## START

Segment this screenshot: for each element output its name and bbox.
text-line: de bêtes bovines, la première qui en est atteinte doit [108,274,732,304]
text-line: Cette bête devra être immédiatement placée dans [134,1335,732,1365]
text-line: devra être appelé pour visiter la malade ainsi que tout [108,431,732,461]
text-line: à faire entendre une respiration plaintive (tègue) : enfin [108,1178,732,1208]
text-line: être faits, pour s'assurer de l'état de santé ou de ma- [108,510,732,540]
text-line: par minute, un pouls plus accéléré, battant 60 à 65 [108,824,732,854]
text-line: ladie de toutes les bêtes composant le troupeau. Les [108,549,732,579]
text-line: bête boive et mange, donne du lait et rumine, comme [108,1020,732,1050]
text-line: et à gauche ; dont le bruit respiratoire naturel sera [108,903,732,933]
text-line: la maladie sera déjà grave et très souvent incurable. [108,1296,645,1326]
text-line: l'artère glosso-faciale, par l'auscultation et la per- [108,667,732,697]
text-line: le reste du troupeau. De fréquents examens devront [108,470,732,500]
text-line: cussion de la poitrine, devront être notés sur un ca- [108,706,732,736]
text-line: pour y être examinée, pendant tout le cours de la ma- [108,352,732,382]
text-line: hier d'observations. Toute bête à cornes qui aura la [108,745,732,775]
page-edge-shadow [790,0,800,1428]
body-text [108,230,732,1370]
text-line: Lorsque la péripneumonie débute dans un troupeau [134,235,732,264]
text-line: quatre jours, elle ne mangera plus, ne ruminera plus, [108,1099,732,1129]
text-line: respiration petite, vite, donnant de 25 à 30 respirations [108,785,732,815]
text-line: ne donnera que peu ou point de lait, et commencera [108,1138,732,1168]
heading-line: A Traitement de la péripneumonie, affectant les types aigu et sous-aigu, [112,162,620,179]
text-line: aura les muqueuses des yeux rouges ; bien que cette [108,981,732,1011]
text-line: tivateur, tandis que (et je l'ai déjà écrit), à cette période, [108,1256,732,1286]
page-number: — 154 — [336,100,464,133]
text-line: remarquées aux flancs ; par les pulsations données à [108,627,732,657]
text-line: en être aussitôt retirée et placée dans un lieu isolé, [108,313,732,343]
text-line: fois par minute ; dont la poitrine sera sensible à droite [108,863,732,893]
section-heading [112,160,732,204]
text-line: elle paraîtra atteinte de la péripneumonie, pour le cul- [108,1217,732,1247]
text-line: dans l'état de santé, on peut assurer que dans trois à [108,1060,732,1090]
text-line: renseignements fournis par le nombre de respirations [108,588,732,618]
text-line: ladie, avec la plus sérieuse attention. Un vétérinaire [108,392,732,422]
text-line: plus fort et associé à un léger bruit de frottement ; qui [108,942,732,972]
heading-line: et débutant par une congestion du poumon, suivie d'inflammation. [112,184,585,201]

## END

> [GOAL] Reproduce the entries from their first line up to and including the line containing "text-line: par minute, un", keeping every line unchanged.

> [EXERCISE RESULT]
Segment this screenshot: for each element output its name and bbox.
text-line: de bêtes bovines, la première qui en est atteinte doit [108,274,732,304]
text-line: Cette bête devra être immédiatement placée dans [134,1335,732,1365]
text-line: devra être appelé pour visiter la malade ainsi que tout [108,431,732,461]
text-line: à faire entendre une respiration plaintive (tègue) : enfin [108,1178,732,1208]
text-line: être faits, pour s'assurer de l'état de santé ou de ma- [108,510,732,540]
text-line: par minute, un pouls plus accéléré, battant 60 à 65 [108,824,732,854]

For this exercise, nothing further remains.